### [Items]
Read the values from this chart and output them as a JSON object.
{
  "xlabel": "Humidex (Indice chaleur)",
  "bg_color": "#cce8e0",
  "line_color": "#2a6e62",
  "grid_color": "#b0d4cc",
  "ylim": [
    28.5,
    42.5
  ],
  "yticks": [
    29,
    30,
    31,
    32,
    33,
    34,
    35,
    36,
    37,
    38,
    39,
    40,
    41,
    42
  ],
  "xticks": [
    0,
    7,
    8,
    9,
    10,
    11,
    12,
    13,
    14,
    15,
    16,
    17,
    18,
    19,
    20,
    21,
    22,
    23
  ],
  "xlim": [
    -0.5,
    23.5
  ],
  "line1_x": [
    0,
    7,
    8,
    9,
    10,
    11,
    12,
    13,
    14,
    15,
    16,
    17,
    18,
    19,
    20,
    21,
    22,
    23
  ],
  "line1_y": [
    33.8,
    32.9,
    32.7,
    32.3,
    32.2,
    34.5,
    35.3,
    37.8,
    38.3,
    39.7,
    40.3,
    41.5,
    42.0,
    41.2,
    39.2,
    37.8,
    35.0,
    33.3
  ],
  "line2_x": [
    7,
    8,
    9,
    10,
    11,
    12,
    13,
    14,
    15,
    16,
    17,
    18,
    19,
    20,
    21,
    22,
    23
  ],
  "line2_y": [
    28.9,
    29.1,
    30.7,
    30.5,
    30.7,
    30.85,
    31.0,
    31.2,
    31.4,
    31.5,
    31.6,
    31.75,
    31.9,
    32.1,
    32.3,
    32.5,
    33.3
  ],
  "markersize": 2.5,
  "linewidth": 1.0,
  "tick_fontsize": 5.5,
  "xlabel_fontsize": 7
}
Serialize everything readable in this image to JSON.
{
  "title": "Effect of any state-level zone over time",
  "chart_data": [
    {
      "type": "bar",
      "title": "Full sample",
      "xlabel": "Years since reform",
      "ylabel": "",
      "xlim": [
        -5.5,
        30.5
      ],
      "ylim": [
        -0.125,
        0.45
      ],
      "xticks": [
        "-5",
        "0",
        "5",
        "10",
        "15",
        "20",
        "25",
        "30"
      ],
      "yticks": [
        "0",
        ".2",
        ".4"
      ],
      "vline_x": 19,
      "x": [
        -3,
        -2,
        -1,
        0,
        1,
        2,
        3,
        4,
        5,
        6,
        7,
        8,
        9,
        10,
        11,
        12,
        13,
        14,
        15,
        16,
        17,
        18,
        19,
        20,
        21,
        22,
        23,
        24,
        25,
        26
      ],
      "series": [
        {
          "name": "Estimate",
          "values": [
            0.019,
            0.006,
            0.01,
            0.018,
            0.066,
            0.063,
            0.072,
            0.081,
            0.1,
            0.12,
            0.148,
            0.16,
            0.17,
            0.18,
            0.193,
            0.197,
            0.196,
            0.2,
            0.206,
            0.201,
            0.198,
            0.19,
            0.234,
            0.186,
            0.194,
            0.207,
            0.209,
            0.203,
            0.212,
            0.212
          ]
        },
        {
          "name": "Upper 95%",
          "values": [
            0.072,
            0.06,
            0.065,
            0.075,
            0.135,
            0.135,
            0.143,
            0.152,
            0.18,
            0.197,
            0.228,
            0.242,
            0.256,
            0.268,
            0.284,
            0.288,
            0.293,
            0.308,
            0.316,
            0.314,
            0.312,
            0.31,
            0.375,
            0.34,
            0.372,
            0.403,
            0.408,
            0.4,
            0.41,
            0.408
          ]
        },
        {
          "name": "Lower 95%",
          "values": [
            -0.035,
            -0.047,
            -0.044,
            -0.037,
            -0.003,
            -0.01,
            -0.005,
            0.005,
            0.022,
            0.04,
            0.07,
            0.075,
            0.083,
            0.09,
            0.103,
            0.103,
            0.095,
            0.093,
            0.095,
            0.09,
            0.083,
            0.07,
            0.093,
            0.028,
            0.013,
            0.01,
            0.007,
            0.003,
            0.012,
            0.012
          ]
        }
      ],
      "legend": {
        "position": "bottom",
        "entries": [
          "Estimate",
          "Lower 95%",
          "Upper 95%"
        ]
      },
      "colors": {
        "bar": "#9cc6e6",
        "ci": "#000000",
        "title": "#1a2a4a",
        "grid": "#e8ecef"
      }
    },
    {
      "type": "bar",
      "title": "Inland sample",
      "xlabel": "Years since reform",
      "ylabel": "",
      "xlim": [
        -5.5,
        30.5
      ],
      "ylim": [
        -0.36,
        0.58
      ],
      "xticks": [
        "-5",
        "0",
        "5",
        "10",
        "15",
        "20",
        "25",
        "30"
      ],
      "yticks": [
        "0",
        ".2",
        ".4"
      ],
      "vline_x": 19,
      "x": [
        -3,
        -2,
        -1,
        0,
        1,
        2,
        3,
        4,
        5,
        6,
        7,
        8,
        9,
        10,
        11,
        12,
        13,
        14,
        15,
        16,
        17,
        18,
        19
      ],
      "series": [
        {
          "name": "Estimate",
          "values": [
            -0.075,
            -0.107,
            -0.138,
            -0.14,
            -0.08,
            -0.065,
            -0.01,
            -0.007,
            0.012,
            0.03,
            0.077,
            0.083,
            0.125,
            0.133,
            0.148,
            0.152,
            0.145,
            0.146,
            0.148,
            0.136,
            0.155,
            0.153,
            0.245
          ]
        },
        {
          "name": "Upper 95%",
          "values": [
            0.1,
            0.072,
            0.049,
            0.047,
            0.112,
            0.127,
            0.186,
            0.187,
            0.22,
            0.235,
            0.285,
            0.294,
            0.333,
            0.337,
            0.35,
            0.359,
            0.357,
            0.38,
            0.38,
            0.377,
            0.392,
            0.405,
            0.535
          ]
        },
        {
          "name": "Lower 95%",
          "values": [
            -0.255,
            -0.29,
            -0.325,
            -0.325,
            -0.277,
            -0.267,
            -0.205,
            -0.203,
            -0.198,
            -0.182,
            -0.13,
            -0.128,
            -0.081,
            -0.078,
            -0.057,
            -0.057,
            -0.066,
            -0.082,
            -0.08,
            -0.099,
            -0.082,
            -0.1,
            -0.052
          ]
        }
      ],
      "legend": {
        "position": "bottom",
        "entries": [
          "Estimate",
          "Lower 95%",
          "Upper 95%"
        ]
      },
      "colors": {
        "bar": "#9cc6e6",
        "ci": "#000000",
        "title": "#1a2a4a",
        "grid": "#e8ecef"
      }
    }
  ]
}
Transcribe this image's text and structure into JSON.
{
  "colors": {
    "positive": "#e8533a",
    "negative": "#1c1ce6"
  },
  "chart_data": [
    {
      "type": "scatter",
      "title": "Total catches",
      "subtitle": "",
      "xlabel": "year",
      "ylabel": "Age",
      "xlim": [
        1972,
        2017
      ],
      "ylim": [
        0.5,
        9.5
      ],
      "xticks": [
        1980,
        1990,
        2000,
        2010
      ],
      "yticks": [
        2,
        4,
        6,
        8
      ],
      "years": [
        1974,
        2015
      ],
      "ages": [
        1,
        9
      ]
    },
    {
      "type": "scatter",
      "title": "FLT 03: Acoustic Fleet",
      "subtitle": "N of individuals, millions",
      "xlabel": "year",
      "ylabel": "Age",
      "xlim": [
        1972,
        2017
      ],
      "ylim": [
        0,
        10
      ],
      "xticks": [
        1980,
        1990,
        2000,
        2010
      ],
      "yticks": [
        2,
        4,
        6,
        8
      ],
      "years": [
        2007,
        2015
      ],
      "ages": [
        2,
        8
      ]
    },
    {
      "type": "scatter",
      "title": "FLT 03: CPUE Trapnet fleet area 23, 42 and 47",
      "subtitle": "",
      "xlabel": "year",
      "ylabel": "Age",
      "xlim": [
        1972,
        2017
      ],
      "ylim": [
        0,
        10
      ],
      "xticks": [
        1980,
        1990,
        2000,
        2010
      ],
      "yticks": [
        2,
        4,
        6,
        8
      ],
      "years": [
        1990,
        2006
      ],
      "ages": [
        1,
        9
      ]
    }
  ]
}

### [Set exercise]
Look through the material above and work out how many of its lines contain "JSON". State the number only.

### [Output of the task]
3